◆ **Requirements**: Copy out each line of the material below that holds the string "ekonomicznej".

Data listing
——

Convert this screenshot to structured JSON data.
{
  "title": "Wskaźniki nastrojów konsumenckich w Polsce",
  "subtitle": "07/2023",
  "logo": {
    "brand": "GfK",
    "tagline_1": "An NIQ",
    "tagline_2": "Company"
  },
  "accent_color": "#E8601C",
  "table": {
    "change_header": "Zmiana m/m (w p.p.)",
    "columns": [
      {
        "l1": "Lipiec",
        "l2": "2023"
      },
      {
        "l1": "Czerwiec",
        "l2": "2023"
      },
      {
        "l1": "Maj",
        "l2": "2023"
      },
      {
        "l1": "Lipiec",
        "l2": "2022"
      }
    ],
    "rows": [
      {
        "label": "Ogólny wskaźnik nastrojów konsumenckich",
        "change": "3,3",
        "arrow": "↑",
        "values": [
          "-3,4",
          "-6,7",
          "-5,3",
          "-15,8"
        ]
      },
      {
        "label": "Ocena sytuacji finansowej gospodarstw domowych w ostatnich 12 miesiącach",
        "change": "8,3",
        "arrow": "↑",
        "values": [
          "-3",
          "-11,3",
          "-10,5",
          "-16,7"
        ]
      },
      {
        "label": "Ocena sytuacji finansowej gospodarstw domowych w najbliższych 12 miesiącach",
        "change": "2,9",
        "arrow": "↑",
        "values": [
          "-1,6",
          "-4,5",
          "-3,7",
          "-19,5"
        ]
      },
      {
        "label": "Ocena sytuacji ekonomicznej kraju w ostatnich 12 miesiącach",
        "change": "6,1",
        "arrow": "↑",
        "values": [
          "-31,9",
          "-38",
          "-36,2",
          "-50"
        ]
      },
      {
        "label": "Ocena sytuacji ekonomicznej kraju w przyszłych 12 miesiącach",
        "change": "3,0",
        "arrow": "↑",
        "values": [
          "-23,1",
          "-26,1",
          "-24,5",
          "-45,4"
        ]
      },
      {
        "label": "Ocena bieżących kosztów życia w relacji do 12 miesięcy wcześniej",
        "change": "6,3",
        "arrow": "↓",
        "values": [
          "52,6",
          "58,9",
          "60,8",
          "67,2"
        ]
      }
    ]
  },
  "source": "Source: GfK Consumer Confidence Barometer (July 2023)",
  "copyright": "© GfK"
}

——

◆ **Expected answer**:
        "label": "Ocena sytuacji ekonomicznej kraju w ostatnich 12 miesiącach",
        "label": "Ocena sytuacji ekonomicznej kraju w przyszłych 12 miesiącach",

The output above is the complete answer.